— begin Record excerpts —
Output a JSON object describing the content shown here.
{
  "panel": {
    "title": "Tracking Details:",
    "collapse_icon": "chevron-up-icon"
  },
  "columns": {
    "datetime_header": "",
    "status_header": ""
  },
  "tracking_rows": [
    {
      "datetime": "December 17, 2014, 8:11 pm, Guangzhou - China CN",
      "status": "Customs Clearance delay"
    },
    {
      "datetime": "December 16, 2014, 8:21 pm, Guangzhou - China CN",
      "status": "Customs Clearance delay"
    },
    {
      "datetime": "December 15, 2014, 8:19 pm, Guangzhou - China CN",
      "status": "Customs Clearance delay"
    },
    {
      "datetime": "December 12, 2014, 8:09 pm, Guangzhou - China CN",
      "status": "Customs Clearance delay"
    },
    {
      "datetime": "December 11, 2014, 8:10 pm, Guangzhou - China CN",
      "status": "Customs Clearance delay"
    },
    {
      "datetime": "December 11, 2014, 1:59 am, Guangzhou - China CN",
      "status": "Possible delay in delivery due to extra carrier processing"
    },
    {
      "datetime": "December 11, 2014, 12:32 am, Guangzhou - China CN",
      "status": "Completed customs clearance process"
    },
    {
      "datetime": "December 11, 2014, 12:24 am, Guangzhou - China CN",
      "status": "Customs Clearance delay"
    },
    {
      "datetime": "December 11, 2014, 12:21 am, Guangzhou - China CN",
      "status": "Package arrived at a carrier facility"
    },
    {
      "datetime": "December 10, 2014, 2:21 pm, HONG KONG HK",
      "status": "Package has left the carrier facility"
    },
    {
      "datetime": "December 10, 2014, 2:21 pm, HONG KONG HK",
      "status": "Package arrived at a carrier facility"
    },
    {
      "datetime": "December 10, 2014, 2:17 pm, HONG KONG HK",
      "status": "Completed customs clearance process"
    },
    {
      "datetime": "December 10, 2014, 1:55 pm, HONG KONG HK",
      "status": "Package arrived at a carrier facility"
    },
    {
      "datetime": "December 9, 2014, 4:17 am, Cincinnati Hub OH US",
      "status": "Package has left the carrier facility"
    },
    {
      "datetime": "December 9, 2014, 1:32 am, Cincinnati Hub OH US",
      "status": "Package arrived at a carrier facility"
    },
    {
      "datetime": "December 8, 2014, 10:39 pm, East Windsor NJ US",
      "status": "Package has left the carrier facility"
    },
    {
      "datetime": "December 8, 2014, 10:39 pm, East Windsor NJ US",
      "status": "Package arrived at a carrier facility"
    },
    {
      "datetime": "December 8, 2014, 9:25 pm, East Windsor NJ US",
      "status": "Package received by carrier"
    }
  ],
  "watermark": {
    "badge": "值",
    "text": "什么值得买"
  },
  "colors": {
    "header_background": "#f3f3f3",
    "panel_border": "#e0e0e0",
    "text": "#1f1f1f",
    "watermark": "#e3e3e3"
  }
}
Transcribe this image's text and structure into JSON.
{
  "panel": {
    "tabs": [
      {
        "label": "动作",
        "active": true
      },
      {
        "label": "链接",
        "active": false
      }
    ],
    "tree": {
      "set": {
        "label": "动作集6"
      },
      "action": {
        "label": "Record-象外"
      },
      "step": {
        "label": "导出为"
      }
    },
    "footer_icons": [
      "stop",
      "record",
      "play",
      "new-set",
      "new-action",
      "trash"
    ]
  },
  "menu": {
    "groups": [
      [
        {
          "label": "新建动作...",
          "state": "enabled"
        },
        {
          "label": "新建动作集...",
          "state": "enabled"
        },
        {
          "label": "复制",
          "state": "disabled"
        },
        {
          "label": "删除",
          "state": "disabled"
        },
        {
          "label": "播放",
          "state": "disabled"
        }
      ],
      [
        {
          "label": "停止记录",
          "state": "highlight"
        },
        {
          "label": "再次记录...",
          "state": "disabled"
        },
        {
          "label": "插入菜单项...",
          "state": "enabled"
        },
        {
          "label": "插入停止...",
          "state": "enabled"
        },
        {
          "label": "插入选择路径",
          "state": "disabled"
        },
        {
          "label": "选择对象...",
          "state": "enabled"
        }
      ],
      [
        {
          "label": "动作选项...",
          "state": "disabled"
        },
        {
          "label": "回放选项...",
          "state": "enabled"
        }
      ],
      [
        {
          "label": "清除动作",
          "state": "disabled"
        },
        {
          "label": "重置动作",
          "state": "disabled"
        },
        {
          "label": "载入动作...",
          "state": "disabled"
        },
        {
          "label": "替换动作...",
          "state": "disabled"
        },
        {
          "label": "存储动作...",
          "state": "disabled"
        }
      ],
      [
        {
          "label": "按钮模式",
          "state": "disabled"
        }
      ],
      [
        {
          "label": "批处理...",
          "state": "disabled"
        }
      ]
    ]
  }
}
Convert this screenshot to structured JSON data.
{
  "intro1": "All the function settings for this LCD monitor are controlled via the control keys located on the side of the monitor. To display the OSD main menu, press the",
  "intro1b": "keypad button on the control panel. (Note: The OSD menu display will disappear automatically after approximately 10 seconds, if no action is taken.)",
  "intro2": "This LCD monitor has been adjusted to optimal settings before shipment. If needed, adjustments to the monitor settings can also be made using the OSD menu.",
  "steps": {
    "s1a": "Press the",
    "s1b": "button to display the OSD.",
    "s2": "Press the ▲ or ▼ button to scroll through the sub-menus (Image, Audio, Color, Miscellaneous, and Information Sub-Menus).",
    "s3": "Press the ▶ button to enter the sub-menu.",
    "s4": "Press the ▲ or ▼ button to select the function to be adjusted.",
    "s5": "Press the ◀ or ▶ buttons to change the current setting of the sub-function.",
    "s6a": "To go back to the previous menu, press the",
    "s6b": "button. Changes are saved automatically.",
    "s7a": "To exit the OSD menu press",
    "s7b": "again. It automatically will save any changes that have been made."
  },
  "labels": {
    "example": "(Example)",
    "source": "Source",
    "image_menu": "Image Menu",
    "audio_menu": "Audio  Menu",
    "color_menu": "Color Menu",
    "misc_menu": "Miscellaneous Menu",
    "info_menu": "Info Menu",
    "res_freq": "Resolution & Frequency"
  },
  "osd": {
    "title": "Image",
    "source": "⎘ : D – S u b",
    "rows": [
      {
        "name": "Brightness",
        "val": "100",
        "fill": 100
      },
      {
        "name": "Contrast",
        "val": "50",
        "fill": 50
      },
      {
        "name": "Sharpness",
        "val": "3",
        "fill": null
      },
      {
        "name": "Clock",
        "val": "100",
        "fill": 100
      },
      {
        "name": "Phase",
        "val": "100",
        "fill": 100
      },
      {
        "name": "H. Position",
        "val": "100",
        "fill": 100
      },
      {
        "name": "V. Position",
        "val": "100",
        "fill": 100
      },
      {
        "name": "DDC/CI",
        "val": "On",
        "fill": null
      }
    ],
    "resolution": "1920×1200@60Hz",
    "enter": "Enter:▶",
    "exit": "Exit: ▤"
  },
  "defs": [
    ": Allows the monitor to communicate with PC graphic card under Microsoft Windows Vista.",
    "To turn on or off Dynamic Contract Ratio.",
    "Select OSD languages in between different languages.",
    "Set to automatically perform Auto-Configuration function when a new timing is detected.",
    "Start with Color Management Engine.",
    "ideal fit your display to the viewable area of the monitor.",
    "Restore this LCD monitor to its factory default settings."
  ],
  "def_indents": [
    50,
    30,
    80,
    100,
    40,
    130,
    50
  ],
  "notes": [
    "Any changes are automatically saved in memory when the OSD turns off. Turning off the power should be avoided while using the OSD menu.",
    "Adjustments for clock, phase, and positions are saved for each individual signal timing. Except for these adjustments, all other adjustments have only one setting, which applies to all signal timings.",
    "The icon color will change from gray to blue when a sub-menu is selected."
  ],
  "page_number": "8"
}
— end Record excerpts —
= Stated task =
Write every line of the material above again, exactly.

= Complete answer =
Output a JSON object describing the content shown here.
{
  "panel": {
    "title": "Tracking Details:",
    "collapse_icon": "chevron-up-icon"
  },
  "columns": {
    "datetime_header": "",
    "status_header": ""
  },
  "tracking_rows": [
    {
      "datetime": "December 17, 2014, 8:11 pm, Guangzhou - China CN",
      "status": "Customs Clearance delay"
    },
    {
      "datetime": "December 16, 2014, 8:21 pm, Guangzhou - China CN",
      "status": "Customs Clearance delay"
    },
    {
      "datetime": "December 15, 2014, 8:19 pm, Guangzhou - China CN",
      "status": "Customs Clearance delay"
    },
    {
      "datetime": "December 12, 2014, 8:09 pm, Guangzhou - China CN",
      "status": "Customs Clearance delay"
    },
    {
      "datetime": "December 11, 2014, 8:10 pm, Guangzhou - China CN",
      "status": "Customs Clearance delay"
    },
    {
      "datetime": "December 11, 2014, 1:59 am, Guangzhou - China CN",
      "status": "Possible delay in delivery due to extra carrier processing"
    },
    {
      "datetime": "December 11, 2014, 12:32 am, Guangzhou - China CN",
      "status": "Completed customs clearance process"
    },
    {
      "datetime": "December 11, 2014, 12:24 am, Guangzhou - China CN",
      "status": "Customs Clearance delay"
    },
    {
      "datetime": "December 11, 2014, 12:21 am, Guangzhou - China CN",
      "status": "Package arrived at a carrier facility"
    },
    {
      "datetime": "December 10, 2014, 2:21 pm, HONG KONG HK",
      "status": "Package has left the carrier facility"
    },
    {
      "datetime": "December 10, 2014, 2:21 pm, HONG KONG HK",
      "status": "Package arrived at a carrier facility"
    },
    {
      "datetime": "December 10, 2014, 2:17 pm, HONG KONG HK",
      "status": "Completed customs clearance process"
    },
    {
      "datetime": "December 10, 2014, 1:55 pm, HONG KONG HK",
      "status": "Package arrived at a carrier facility"
    },
    {
      "datetime": "December 9, 2014, 4:17 am, Cincinnati Hub OH US",
      "status": "Package has left the carrier facility"
    },
    {
      "datetime": "December 9, 2014, 1:32 am, Cincinnati Hub OH US",
      "status": "Package arrived at a carrier facility"
    },
    {
      "datetime": "December 8, 2014, 10:39 pm, East Windsor NJ US",
      "status": "Package has left the carrier facility"
    },
    {
      "datetime": "December 8, 2014, 10:39 pm, East Windsor NJ US",
      "status": "Package arrived at a carrier facility"
    },
    {
      "datetime": "December 8, 2014, 9:25 pm, East Windsor NJ US",
      "status": "Package received by carrier"
    }
  ],
  "watermark": {
    "badge": "值",
    "text": "什么值得买"
  },
  "colors": {
    "header_background": "#f3f3f3",
    "panel_border": "#e0e0e0",
    "text": "#1f1f1f",
    "watermark": "#e3e3e3"
  }
}
Transcribe this image's text and structure into JSON.
{
  "panel": {
    "tabs": [
      {
        "label": "动作",
        "active": true
      },
      {
        "label": "链接",
        "active": false
      }
    ],
    "tree": {
      "set": {
        "label": "动作集6"
      },
      "action": {
        "label": "Record-象外"
      },
      "step": {
        "label": "导出为"
      }
    },
    "footer_icons": [
      "stop",
      "record",
      "play",
      "new-set",
      "new-action",
      "trash"
    ]
  },
  "menu": {
    "groups": [
      [
        {
          "label": "新建动作...",
          "state": "enabled"
        },
        {
          "label": "新建动作集...",
          "state": "enabled"
        },
        {
          "label": "复制",
          "state": "disabled"
        },
        {
          "label": "删除",
          "state": "disabled"
        },
        {
          "label": "播放",
          "state": "disabled"
        }
      ],
      [
        {
          "label": "停止记录",
          "state": "highlight"
        },
        {
          "label": "再次记录...",
          "state": "disabled"
        },
        {
          "label": "插入菜单项...",
          "state": "enabled"
        },
        {
          "label": "插入停止...",
          "state": "enabled"
        },
        {
          "label": "插入选择路径",
          "state": "disabled"
        },
        {
          "label": "选择对象...",
          "state": "enabled"
        }
      ],
      [
        {
          "label": "动作选项...",
          "state": "disabled"
        },
        {
          "label": "回放选项...",
          "state": "enabled"
        }
      ],
      [
        {
          "label": "清除动作",
          "state": "disabled"
        },
        {
          "label": "重置动作",
          "state": "disabled"
        },
        {
          "label": "载入动作...",
          "state": "disabled"
        },
        {
          "label": "替换动作...",
          "state": "disabled"
        },
        {
          "label": "存储动作...",
          "state": "disabled"
        }
      ],
      [
        {
          "label": "按钮模式",
          "state": "disabled"
        }
      ],
      [
        {
          "label": "批处理...",
          "state": "disabled"
        }
      ]
    ]
  }
}
Convert this screenshot to structured JSON data.
{
  "intro1": "All the function settings for this LCD monitor are controlled via the control keys located on the side of the monitor. To display the OSD main menu, press the",
  "intro1b": "keypad button on the control panel. (Note: The OSD menu display will disappear automatically after approximately 10 seconds, if no action is taken.)",
  "intro2": "This LCD monitor has been adjusted to optimal settings before shipment. If needed, adjustments to the monitor settings can also be made using the OSD menu.",
  "steps": {
    "s1a": "Press the",
    "s1b": "button to display the OSD.",
    "s2": "Press the ▲ or ▼ button to scroll through the sub-menus (Image, Audio, Color, Miscellaneous, and Information Sub-Menus).",
    "s3": "Press the ▶ button to enter the sub-menu.",
    "s4": "Press the ▲ or ▼ button to select the function to be adjusted.",
    "s5": "Press the ◀ or ▶ buttons to change the current setting of the sub-function.",
    "s6a": "To go back to the previous menu, press the",
    "s6b": "button. Changes are saved automatically.",
    "s7a": "To exit the OSD menu press",
    "s7b": "again. It automatically will save any changes that have been made."
  },
  "labels": {
    "example": "(Example)",
    "source": "Source",
    "image_menu": "Image Menu",
    "audio_menu": "Audio  Menu",
    "color_menu": "Color Menu",
    "misc_menu": "Miscellaneous Menu",
    "info_menu": "Info Menu",
    "res_freq": "Resolution & Frequency"
  },
  "osd": {
    "title": "Image",
    "source": "⎘ : D – S u b",
    "rows": [
      {
        "name": "Brightness",
        "val": "100",
        "fill": 100
      },
      {
        "name": "Contrast",
        "val": "50",
        "fill": 50
      },
      {
        "name": "Sharpness",
        "val": "3",
        "fill": null
      },
      {
        "name": "Clock",
        "val": "100",
        "fill": 100
      },
      {
        "name": "Phase",
        "val": "100",
        "fill": 100
      },
      {
        "name": "H. Position",
        "val": "100",
        "fill": 100
      },
      {
        "name": "V. Position",
        "val": "100",
        "fill": 100
      },
      {
        "name": "DDC/CI",
        "val": "On",
        "fill": null
      }
    ],
    "resolution": "1920×1200@60Hz",
    "enter": "Enter:▶",
    "exit": "Exit: ▤"
  },
  "defs": [
    ": Allows the monitor to communicate with PC graphic card under Microsoft Windows Vista.",
    "To turn on or off Dynamic Contract Ratio.",
    "Select OSD languages in between different languages.",
    "Set to automatically perform Auto-Configuration function when a new timing is detected.",
    "Start with Color Management Engine.",
    "ideal fit your display to the viewable area of the monitor.",
    "Restore this LCD monitor to its factory default settings."
  ],
  "def_indents": [
    50,
    30,
    80,
    100,
    40,
    130,
    50
  ],
  "notes": [
    "Any changes are automatically saved in memory when the OSD turns off. Turning off the power should be avoided while using the OSD menu.",
    "Adjustments for clock, phase, and positions are saved for each individual signal timing. Except for these adjustments, all other adjustments have only one setting, which applies to all signal timings.",
    "The icon color will change from gray to blue when a sub-menu is selected."
  ],
  "page_number": "8"
}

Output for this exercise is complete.